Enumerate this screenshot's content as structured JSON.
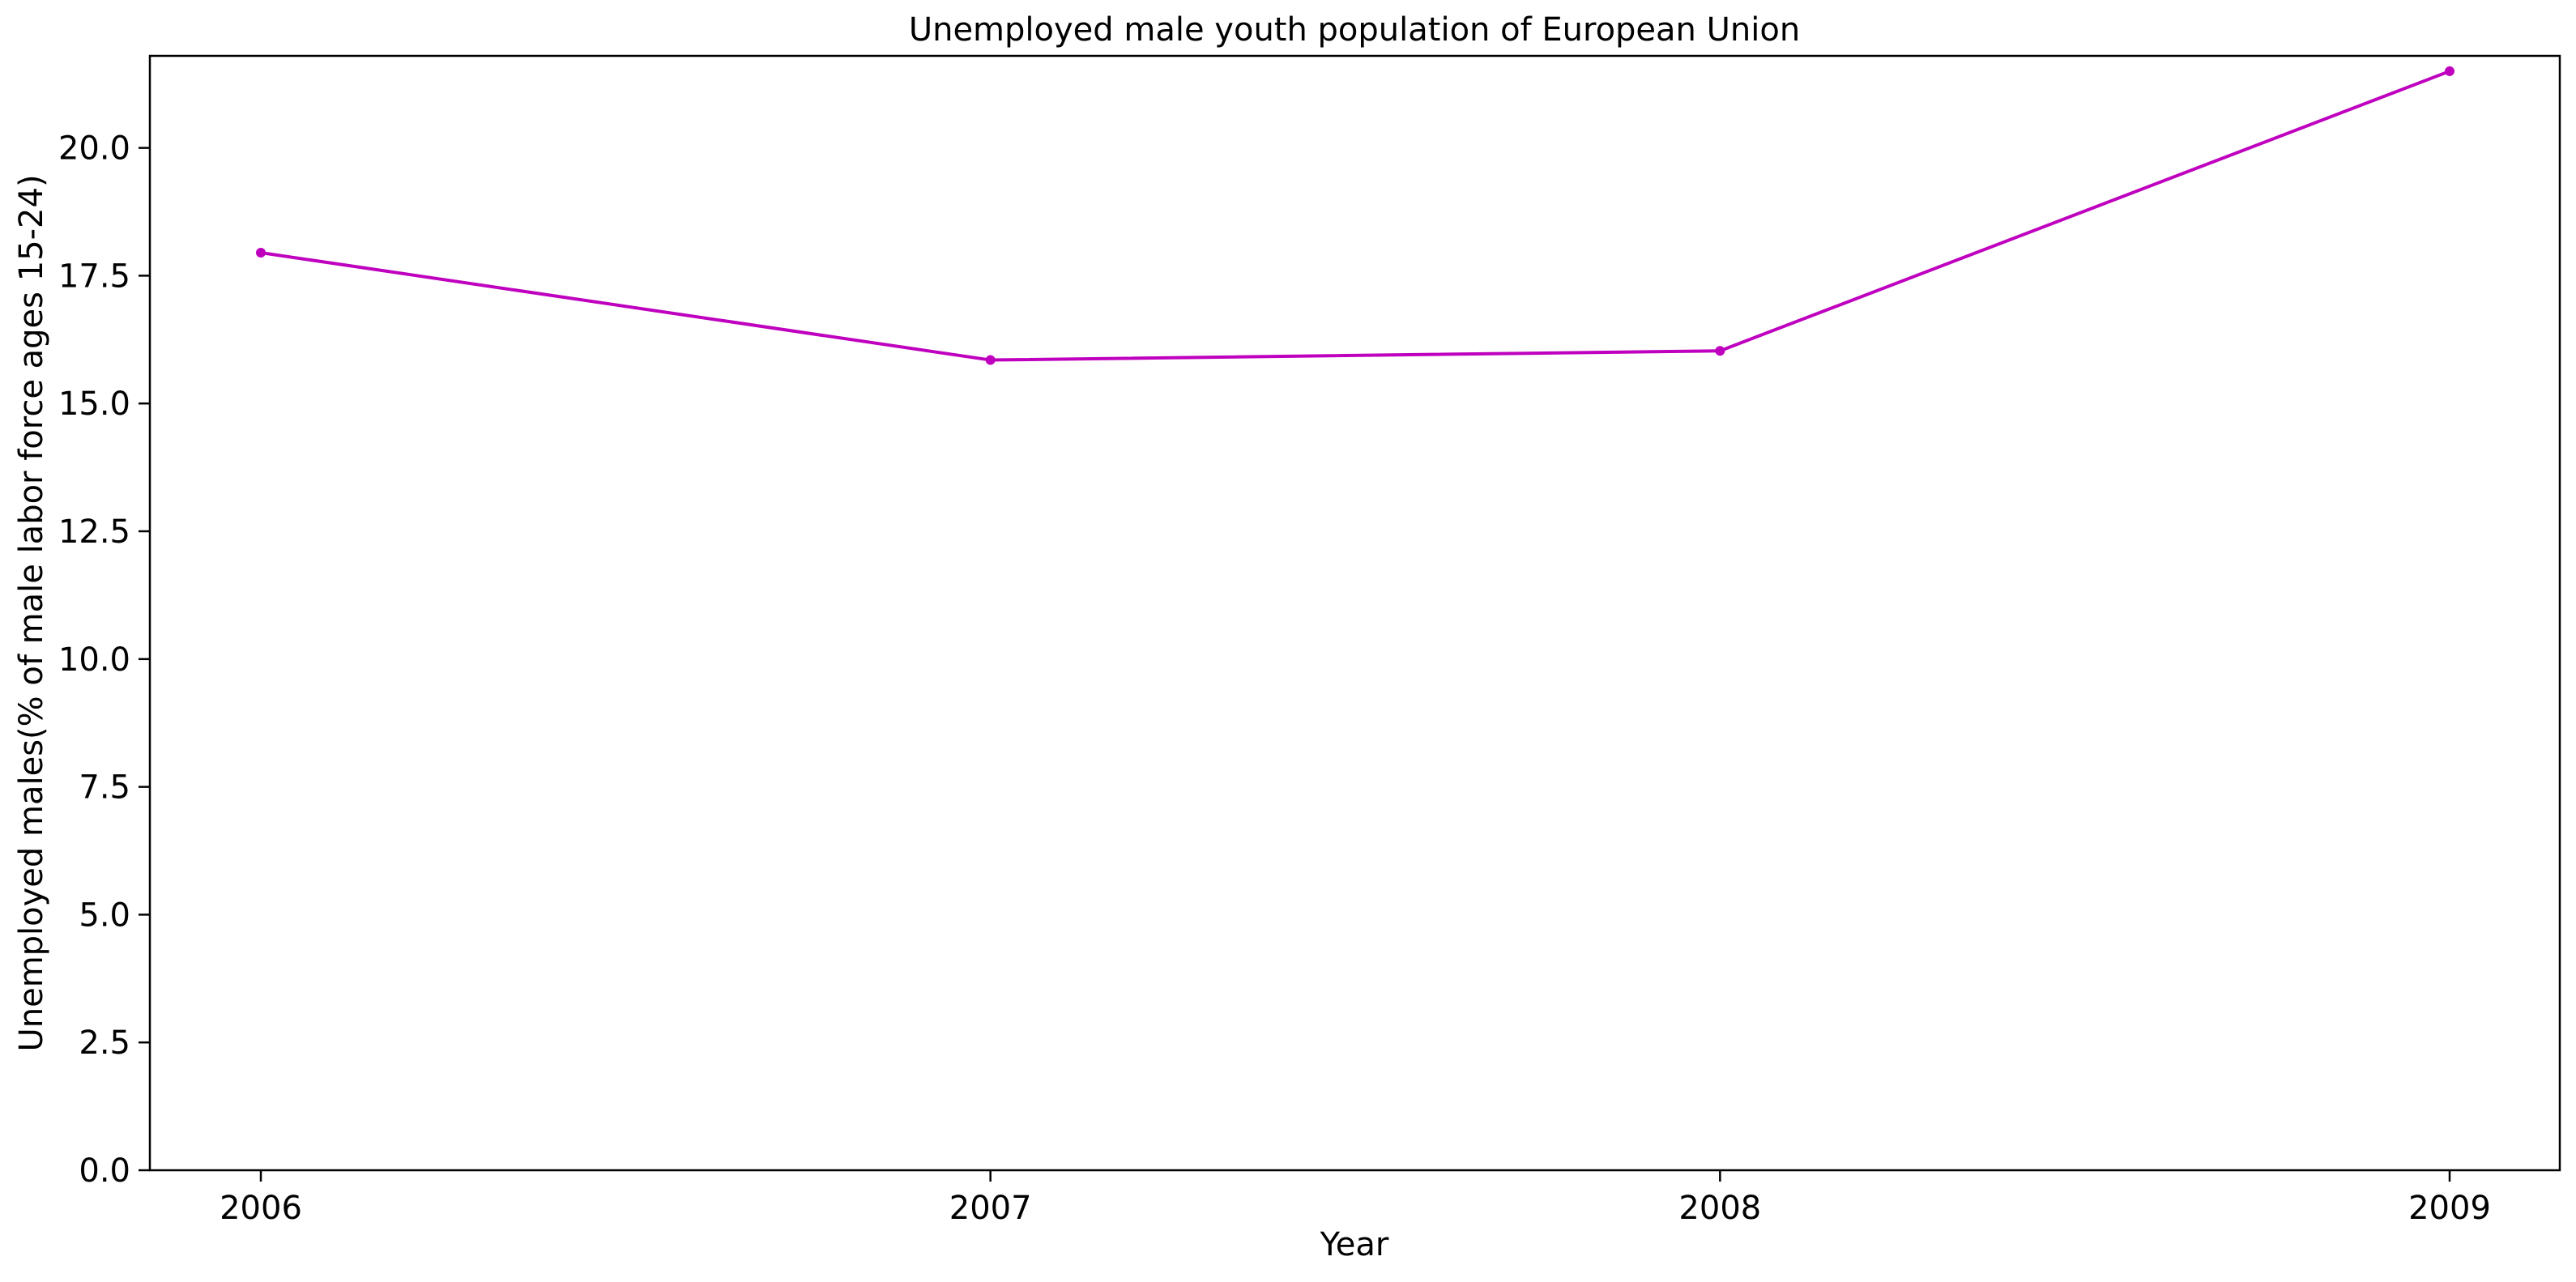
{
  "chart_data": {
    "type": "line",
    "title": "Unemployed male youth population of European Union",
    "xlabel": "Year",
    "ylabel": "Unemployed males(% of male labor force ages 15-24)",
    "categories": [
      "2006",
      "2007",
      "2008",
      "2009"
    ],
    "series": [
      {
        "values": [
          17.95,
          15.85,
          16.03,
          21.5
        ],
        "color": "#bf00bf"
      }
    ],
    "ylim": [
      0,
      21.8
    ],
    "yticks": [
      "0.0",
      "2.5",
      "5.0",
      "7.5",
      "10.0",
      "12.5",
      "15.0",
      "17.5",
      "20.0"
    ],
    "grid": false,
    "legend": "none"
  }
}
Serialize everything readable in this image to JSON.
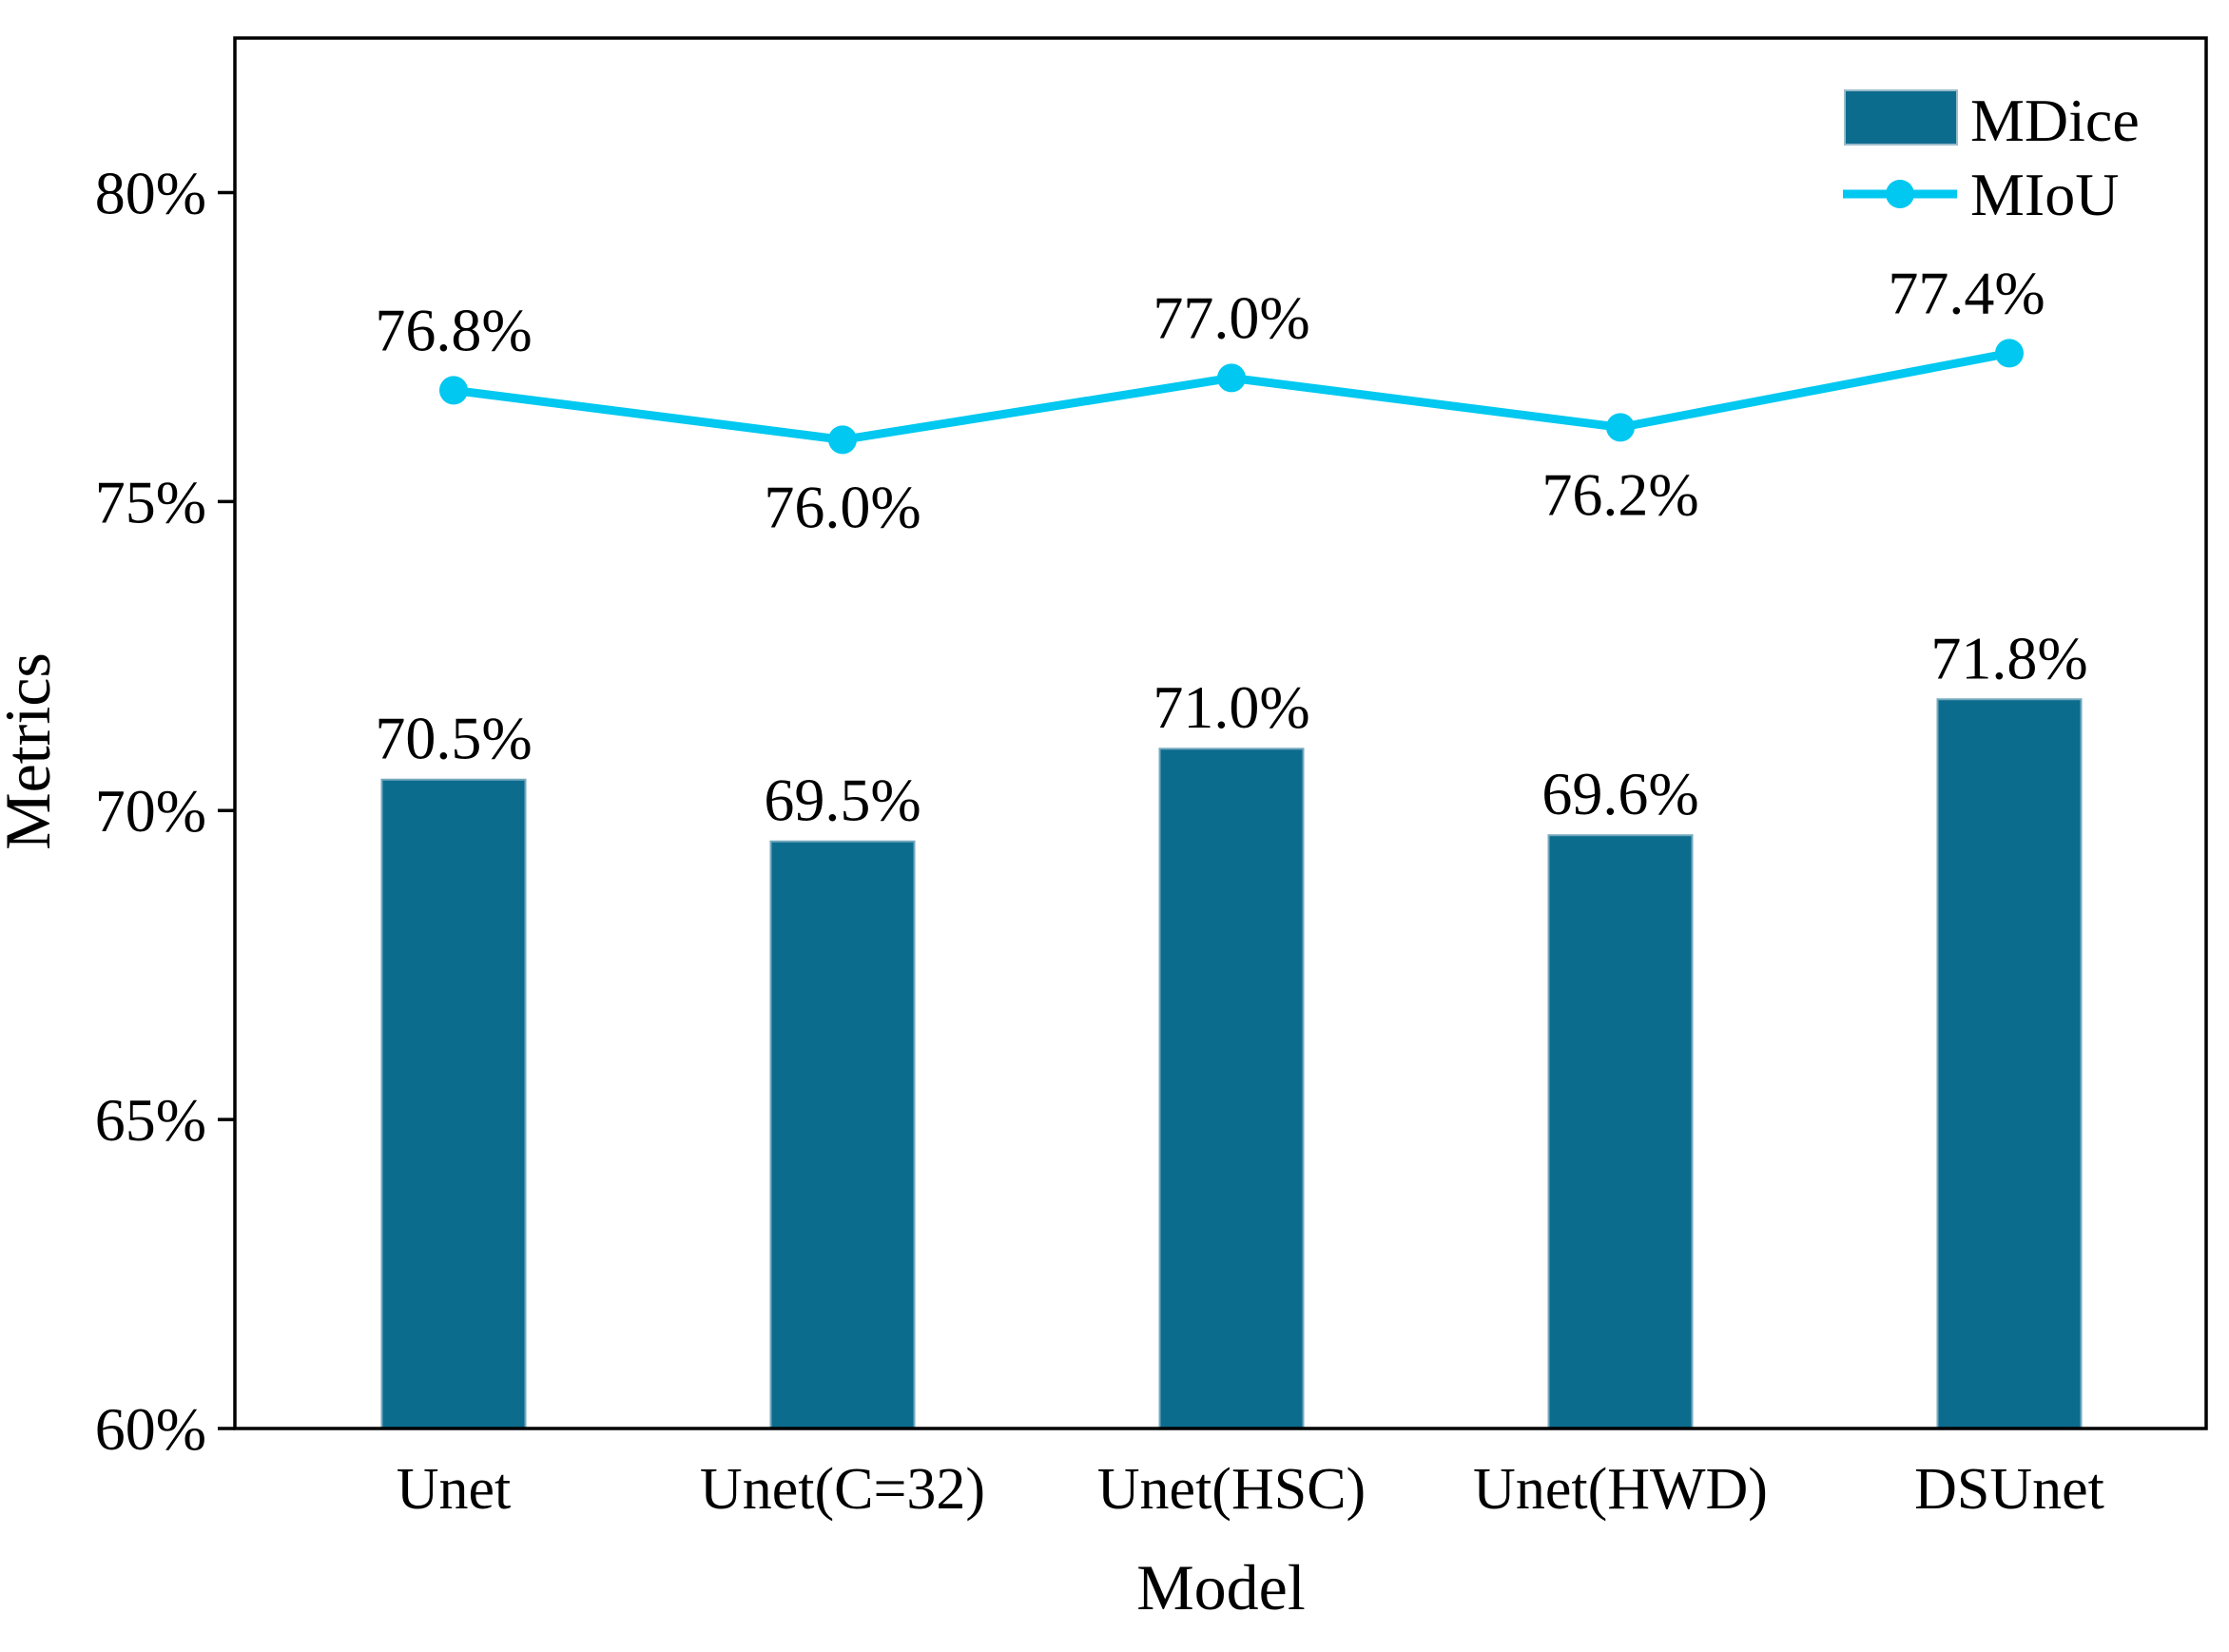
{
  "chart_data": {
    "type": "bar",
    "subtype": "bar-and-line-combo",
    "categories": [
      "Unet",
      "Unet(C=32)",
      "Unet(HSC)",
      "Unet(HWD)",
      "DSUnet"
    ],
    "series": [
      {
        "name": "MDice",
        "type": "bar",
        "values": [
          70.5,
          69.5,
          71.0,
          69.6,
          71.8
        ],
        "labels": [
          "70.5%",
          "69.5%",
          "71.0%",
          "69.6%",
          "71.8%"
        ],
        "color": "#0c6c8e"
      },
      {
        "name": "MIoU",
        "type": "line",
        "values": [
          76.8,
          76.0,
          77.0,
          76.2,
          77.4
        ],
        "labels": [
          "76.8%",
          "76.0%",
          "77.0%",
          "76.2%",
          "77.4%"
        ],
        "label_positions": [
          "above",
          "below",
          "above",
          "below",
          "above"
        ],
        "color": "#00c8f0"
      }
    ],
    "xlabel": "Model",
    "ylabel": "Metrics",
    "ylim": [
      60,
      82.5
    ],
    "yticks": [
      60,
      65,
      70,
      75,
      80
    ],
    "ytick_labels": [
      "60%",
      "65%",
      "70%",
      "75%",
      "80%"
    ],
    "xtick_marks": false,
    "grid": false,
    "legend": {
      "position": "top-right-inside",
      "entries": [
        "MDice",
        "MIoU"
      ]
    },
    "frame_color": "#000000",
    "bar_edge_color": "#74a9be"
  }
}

· · · · · · ·

== STATED PROBLEM ==
Find the string "JSON" in the entries above and return each line that holds it.

== FINAL RESULT ==
Enumerate this screenshot's content as structured JSON.
Serialize everything readable in this image to JSON.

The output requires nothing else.